### [Exercise objective]
All lines holding the string "their" are to be shown.

### [Data rows]
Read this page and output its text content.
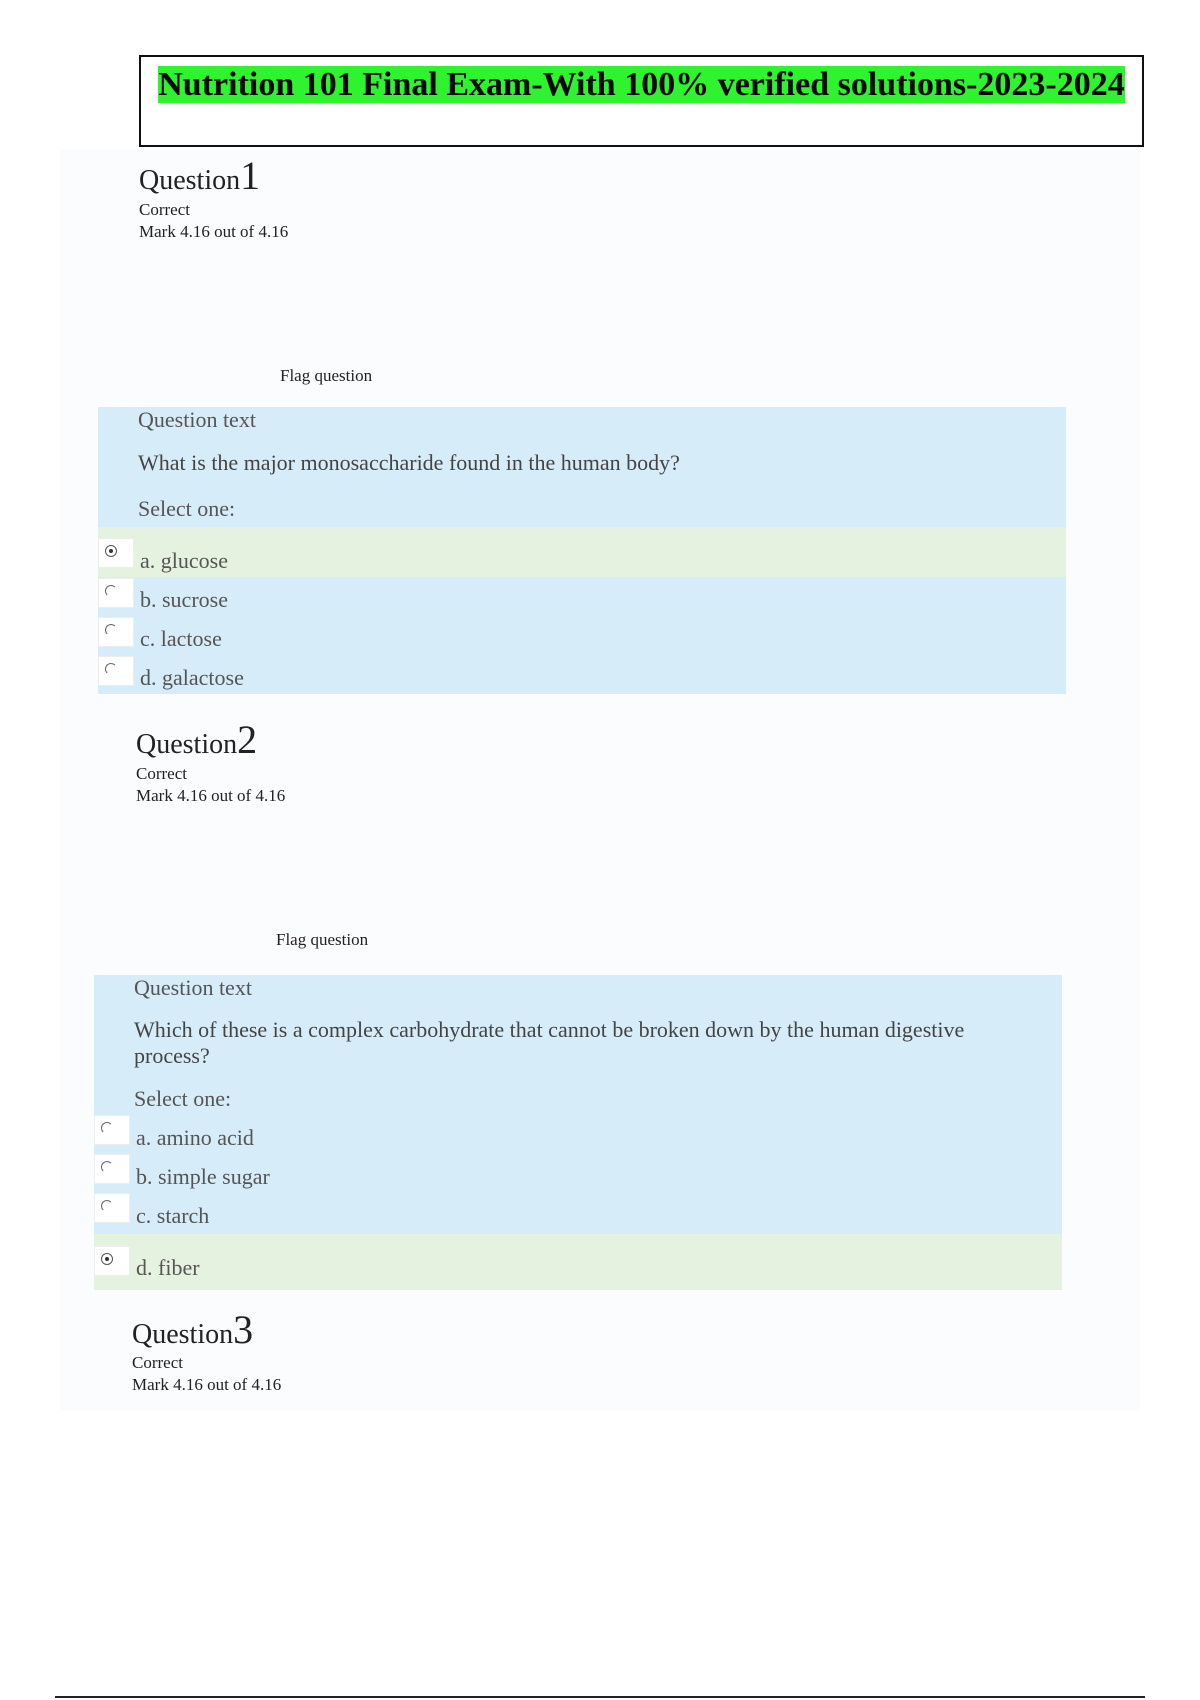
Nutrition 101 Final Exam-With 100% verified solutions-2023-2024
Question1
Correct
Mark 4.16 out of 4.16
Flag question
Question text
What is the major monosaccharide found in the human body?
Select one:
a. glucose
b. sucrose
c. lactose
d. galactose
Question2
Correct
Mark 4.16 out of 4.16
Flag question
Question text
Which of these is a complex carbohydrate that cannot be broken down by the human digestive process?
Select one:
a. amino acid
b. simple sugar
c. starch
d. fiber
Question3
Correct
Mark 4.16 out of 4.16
...
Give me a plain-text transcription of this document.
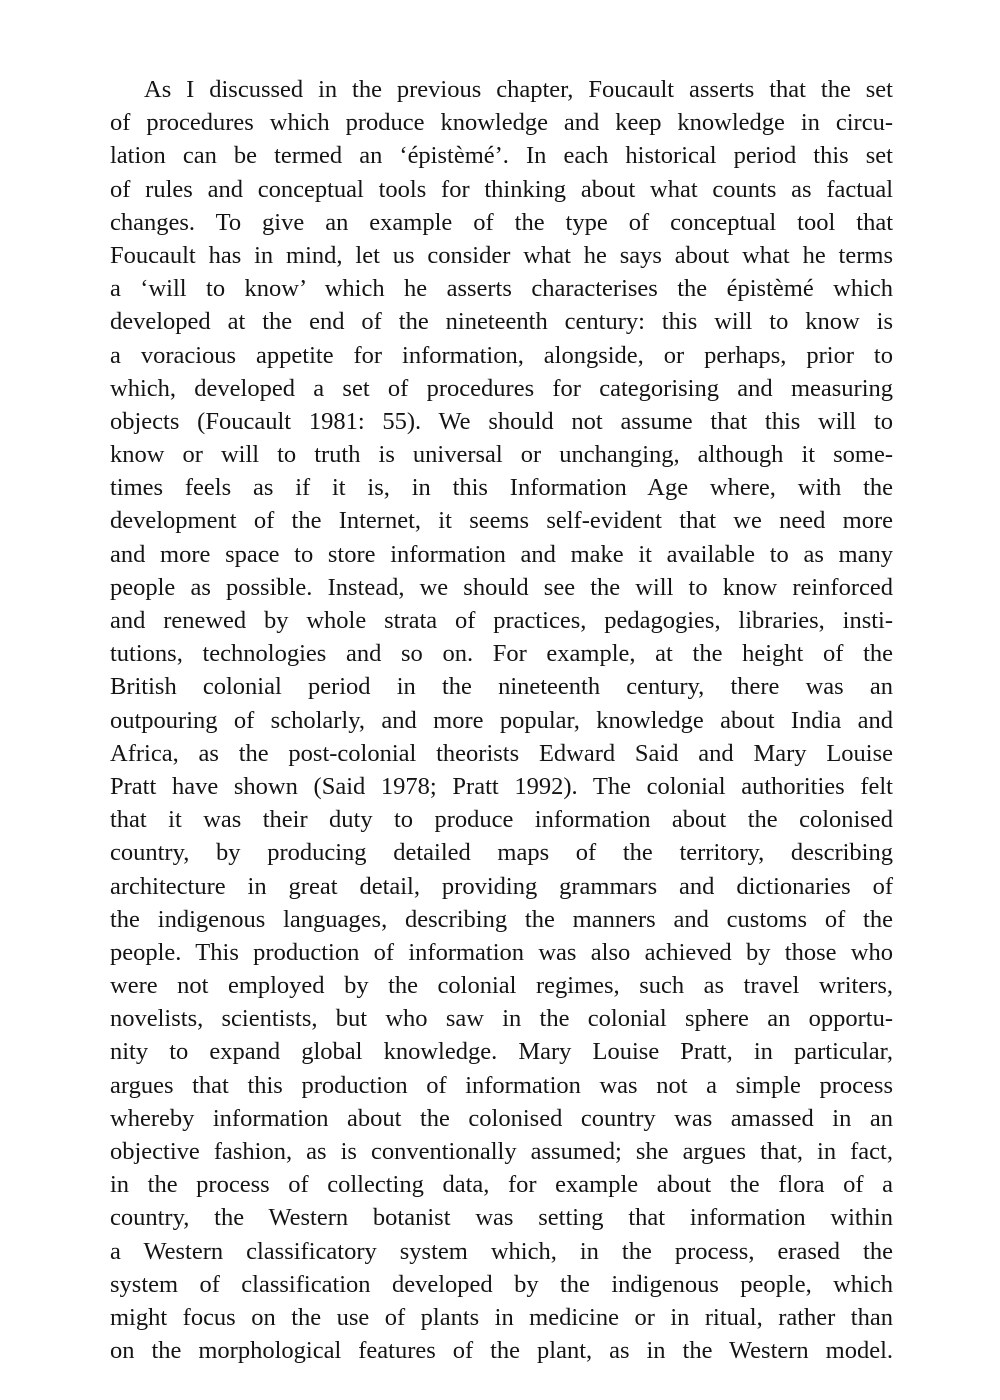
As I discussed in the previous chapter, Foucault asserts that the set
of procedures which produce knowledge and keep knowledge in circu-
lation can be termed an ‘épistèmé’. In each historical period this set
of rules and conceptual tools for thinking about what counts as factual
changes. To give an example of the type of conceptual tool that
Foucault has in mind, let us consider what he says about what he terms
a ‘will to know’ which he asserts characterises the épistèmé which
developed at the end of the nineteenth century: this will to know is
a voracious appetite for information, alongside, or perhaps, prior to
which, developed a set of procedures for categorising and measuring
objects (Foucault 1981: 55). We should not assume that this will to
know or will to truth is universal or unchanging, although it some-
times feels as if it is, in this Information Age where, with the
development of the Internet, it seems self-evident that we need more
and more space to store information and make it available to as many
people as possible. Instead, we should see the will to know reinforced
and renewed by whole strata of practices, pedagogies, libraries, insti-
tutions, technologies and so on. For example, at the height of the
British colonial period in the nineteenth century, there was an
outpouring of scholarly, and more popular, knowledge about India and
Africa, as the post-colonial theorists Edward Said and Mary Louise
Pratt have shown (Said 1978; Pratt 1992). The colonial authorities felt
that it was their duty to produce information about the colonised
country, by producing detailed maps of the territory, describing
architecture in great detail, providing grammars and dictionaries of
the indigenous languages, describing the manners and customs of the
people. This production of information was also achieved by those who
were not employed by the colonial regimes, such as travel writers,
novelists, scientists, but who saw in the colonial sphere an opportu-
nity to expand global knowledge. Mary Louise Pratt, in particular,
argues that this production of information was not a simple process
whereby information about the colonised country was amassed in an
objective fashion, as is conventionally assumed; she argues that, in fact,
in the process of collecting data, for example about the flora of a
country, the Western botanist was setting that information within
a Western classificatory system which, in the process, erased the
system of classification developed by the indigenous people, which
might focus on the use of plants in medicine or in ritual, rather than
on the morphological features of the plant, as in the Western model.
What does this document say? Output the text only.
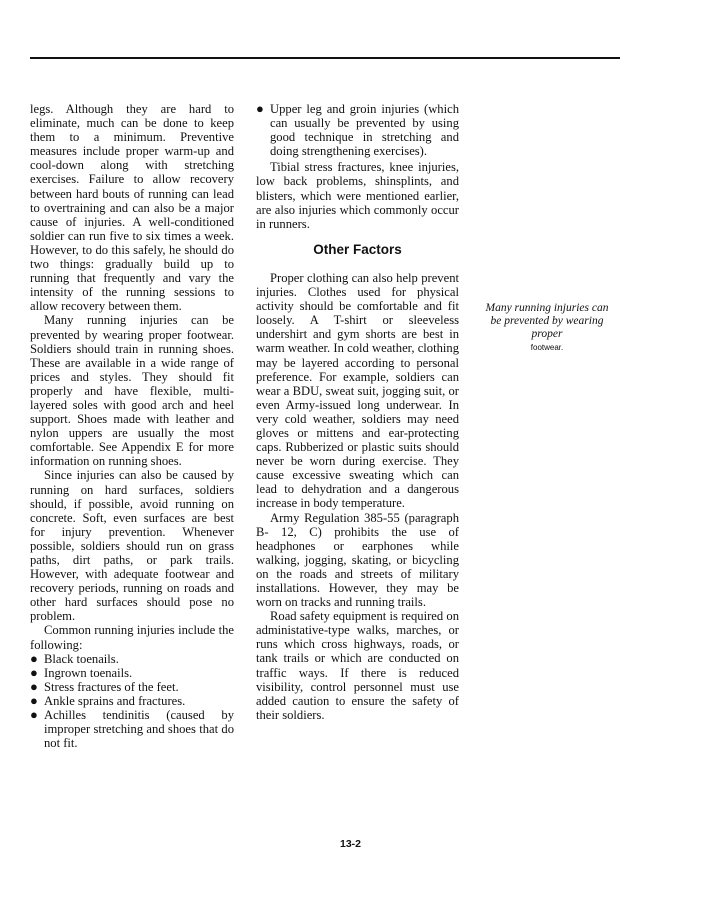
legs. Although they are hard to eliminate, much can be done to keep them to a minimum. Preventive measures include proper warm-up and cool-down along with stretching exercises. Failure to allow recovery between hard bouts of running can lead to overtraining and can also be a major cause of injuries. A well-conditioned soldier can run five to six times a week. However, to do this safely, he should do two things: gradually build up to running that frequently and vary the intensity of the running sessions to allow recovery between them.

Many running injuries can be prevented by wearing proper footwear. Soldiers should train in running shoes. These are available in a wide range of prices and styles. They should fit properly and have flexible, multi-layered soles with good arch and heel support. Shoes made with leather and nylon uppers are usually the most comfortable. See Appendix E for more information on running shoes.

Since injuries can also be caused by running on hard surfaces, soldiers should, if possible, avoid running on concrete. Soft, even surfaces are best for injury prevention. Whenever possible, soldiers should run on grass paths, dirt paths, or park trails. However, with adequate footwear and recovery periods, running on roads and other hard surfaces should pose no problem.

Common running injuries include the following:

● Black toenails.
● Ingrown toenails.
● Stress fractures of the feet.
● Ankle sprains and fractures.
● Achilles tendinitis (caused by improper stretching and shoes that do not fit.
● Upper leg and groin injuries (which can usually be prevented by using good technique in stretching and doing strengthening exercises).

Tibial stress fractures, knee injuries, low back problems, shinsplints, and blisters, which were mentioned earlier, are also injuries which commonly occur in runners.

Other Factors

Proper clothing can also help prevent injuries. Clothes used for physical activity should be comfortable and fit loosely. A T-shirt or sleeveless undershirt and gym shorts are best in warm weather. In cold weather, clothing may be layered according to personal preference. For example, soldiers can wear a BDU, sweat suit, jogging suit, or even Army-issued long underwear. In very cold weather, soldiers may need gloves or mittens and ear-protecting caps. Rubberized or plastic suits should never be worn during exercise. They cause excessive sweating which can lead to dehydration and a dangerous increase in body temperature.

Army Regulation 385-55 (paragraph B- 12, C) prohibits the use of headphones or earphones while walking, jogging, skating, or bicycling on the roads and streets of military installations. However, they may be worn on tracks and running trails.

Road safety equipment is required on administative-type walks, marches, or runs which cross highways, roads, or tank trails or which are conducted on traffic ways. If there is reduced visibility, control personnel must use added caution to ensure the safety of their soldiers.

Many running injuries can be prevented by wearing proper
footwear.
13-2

### [Solved problem]
that it was their duty to produce information about the colonised
Road safety equipment is required on administative-type walks, marches, or runs which cross highways, roads, or tank trails or which are conducted on traffic ways. If there is reduced visibility, control personnel must use added caution to ensure the safety of their soldiers.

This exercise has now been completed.